Begin Data excerpts
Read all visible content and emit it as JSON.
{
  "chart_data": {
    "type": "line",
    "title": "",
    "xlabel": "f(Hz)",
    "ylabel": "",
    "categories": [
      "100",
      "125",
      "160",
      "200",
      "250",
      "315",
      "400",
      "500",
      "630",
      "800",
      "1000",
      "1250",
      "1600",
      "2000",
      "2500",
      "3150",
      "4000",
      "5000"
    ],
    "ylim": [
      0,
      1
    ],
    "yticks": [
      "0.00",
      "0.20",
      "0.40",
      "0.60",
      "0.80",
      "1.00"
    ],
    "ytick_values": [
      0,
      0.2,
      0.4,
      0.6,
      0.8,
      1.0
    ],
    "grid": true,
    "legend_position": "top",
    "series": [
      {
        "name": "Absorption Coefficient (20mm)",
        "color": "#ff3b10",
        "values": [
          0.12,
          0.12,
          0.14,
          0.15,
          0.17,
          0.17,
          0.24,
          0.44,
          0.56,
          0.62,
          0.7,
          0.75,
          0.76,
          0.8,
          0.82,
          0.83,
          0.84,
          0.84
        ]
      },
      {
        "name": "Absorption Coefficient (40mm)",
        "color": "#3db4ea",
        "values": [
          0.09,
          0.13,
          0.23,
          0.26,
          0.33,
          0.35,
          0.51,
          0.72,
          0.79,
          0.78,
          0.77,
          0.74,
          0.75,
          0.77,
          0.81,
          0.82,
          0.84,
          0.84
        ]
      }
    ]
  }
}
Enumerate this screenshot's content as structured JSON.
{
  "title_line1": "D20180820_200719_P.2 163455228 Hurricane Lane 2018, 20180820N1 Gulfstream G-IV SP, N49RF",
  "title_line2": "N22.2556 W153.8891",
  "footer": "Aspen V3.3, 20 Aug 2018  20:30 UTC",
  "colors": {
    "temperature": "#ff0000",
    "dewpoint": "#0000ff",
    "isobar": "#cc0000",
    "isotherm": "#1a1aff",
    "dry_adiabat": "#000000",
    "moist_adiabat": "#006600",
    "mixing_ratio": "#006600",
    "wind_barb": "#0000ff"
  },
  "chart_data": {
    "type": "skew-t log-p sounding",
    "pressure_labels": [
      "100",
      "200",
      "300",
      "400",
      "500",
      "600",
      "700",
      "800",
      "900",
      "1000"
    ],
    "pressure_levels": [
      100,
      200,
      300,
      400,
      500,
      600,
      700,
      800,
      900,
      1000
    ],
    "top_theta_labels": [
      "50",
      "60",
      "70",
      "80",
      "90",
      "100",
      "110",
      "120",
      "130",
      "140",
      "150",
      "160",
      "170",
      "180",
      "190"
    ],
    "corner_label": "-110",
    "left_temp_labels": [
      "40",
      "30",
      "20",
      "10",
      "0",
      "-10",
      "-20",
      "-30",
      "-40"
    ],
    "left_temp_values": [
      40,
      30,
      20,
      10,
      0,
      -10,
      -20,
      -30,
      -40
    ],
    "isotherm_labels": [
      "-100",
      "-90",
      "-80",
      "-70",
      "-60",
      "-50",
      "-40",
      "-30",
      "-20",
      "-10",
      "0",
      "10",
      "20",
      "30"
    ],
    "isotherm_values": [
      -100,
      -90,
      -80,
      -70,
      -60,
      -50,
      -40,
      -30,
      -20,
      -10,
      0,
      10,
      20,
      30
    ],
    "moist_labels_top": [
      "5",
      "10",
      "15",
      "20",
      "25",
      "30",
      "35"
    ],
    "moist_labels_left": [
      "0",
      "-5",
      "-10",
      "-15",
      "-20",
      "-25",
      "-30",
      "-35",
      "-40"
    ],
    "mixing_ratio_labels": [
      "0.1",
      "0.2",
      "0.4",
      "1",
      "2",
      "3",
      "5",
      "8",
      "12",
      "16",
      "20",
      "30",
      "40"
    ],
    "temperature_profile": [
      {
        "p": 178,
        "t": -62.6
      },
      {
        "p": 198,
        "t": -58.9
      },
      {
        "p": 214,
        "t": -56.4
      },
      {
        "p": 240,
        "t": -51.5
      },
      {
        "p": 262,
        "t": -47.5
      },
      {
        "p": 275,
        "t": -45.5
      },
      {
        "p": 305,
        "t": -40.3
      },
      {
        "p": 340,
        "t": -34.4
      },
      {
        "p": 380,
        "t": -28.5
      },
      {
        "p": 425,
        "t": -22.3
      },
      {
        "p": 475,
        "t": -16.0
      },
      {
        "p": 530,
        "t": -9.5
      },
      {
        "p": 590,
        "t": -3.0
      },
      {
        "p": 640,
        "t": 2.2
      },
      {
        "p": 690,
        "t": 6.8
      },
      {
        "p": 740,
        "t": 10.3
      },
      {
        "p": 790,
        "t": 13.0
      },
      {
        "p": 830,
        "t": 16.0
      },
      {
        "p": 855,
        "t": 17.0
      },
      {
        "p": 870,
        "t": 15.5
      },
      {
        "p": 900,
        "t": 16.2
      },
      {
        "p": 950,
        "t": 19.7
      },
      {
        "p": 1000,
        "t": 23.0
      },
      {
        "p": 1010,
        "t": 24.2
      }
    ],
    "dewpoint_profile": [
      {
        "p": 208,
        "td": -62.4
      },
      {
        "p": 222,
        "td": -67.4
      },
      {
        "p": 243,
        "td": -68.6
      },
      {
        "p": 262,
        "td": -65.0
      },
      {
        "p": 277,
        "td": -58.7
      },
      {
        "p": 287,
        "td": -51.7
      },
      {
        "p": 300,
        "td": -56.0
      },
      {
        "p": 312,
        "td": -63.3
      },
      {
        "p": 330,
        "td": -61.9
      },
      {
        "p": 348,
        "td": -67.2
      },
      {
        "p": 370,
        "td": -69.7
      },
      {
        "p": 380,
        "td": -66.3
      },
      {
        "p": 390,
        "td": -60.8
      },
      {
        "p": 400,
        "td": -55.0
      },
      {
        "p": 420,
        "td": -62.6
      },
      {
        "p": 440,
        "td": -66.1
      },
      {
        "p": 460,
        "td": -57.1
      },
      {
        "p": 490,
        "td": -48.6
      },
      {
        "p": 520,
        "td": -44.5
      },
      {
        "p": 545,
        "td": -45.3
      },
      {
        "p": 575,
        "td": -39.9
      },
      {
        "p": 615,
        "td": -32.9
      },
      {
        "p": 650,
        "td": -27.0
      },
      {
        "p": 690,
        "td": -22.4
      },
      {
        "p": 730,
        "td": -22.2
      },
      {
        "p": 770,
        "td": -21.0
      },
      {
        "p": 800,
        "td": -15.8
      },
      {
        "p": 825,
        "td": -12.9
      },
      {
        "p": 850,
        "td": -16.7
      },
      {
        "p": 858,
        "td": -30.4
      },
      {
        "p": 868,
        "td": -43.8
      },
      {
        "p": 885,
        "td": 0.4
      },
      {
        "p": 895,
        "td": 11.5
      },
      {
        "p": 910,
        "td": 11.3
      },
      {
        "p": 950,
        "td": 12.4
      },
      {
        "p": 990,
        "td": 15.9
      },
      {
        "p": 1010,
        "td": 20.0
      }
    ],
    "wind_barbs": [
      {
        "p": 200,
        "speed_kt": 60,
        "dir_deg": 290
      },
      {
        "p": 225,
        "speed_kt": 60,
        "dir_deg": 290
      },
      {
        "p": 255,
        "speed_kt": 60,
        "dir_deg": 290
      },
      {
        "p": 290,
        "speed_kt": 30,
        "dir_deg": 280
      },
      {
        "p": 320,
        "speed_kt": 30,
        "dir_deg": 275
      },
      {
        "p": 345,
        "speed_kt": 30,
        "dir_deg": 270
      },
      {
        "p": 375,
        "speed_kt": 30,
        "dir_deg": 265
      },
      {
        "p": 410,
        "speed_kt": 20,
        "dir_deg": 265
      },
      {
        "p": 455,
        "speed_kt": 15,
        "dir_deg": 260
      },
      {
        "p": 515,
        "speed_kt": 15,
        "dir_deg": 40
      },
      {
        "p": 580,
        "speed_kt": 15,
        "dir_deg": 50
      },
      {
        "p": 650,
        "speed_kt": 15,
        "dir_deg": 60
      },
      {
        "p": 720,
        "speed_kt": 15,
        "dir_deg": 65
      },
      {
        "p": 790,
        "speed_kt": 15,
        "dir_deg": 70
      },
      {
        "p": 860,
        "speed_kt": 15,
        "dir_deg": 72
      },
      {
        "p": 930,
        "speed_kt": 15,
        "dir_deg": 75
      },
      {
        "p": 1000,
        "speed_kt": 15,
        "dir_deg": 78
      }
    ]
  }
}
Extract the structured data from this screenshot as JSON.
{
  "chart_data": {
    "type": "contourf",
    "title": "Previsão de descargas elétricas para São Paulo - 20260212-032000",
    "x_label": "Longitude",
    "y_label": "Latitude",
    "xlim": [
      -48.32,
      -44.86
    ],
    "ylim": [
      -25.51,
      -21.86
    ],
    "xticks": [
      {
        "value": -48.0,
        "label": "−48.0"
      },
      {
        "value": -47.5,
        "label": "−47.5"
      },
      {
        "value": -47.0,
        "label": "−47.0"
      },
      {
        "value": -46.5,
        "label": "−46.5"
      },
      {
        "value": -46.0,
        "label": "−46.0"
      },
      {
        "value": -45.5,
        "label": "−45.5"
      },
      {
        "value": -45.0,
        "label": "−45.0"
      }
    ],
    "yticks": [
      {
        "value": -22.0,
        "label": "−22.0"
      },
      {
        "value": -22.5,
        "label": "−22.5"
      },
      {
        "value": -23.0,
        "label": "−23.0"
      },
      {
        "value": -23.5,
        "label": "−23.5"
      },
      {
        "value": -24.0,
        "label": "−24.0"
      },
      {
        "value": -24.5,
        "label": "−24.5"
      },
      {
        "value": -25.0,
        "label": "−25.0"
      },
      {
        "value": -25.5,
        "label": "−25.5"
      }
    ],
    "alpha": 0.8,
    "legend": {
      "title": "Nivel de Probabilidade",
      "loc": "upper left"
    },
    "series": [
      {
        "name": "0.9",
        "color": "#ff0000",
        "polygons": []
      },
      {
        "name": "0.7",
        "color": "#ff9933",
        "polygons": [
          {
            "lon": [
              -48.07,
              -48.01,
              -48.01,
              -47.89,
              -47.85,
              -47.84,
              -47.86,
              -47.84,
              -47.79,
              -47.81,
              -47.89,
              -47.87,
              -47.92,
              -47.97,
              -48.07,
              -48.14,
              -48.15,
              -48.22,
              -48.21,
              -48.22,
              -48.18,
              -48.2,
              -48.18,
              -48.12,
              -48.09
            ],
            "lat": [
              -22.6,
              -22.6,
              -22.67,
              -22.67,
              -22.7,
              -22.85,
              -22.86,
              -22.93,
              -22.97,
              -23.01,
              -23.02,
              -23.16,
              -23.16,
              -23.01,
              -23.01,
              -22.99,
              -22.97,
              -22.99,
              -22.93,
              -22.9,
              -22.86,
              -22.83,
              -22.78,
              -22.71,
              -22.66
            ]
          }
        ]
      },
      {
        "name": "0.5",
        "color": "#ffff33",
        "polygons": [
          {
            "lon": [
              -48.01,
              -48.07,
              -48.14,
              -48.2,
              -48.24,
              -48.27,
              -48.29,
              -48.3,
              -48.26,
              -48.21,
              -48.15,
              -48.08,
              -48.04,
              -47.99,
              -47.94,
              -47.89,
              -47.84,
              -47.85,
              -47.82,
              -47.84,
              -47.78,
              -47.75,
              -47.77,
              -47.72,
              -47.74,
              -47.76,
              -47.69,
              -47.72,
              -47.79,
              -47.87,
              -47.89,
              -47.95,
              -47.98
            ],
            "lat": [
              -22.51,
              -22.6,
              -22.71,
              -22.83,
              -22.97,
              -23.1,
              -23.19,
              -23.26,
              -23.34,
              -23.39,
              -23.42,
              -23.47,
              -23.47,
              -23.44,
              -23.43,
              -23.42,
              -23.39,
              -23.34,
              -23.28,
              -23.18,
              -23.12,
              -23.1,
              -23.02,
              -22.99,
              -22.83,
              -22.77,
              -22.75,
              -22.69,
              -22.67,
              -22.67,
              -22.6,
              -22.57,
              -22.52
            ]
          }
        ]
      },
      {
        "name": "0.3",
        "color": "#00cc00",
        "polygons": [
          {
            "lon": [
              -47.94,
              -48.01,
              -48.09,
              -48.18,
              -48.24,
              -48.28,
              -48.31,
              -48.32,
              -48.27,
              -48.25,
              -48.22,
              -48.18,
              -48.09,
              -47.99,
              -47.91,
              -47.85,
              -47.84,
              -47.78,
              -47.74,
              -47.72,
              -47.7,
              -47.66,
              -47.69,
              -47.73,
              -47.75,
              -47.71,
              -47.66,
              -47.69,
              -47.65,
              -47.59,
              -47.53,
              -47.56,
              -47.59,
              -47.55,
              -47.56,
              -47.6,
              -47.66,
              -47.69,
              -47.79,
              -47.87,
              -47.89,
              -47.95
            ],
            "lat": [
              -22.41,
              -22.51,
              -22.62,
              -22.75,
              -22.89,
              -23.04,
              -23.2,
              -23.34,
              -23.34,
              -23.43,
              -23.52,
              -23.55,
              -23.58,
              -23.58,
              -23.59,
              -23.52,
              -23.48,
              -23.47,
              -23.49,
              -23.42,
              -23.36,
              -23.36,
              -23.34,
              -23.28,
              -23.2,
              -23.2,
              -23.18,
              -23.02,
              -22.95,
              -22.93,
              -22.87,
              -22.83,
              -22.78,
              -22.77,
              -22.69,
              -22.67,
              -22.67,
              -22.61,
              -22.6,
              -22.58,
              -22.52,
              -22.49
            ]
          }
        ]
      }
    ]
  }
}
End Data excerpts
**Given request:** Your answer should be a single number: the count of lines in the listing that contain the word "this".

**Correct answer:** 2